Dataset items

§

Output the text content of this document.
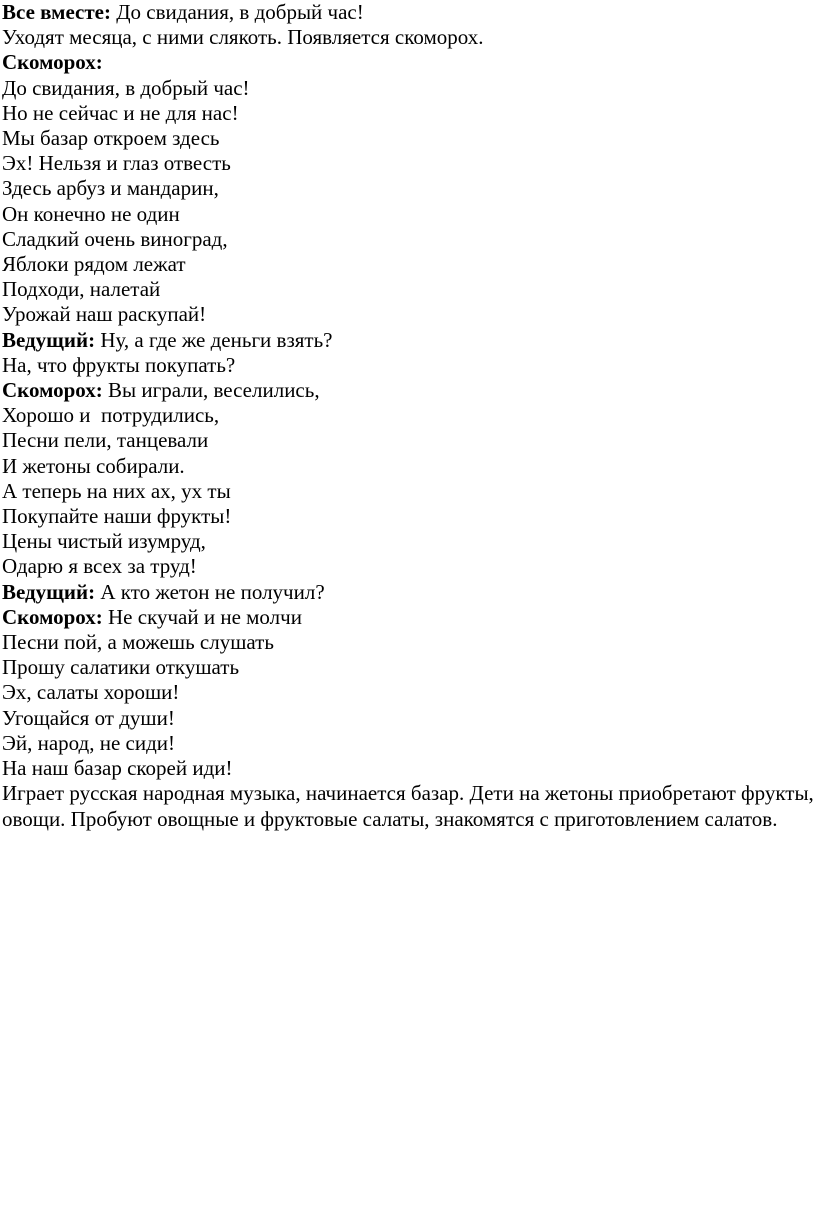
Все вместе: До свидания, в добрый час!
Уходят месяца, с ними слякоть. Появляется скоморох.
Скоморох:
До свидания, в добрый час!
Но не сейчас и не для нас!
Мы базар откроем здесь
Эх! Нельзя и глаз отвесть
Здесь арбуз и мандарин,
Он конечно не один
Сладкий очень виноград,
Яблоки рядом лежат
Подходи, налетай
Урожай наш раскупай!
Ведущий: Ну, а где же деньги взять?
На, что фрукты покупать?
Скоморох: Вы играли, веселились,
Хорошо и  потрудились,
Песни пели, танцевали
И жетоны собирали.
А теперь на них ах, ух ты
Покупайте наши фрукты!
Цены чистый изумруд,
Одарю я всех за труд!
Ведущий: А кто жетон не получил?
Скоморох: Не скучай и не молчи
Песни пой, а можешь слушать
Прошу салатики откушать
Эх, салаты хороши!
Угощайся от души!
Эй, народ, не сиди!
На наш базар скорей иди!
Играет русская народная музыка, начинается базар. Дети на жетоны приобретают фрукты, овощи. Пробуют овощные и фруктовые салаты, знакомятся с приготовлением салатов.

§

◆ Task objective
Send back the data above word for word, with the pictures left out.

◆ Task solution
Output the text content of this document.
Все вместе: До свидания, в добрый час!
Уходят месяца, с ними слякоть. Появляется скоморох.
Скоморох:
До свидания, в добрый час!
Но не сейчас и не для нас!
Мы базар откроем здесь
Эх! Нельзя и глаз отвесть
Здесь арбуз и мандарин,
Он конечно не один
Сладкий очень виноград,
Яблоки рядом лежат
Подходи, налетай
Урожай наш раскупай!
Ведущий: Ну, а где же деньги взять?
На, что фрукты покупать?
Скоморох: Вы играли, веселились,
Хорошо и  потрудились,
Песни пели, танцевали
И жетоны собирали.
А теперь на них ах, ух ты
Покупайте наши фрукты!
Цены чистый изумруд,
Одарю я всех за труд!
Ведущий: А кто жетон не получил?
Скоморох: Не скучай и не молчи
Песни пой, а можешь слушать
Прошу салатики откушать
Эх, салаты хороши!
Угощайся от души!
Эй, народ, не сиди!
На наш базар скорей иди!
Играет русская народная музыка, начинается базар. Дети на жетоны приобретают фрукты, овощи. Пробуют овощные и фруктовые салаты, знакомятся с приготовлением салатов.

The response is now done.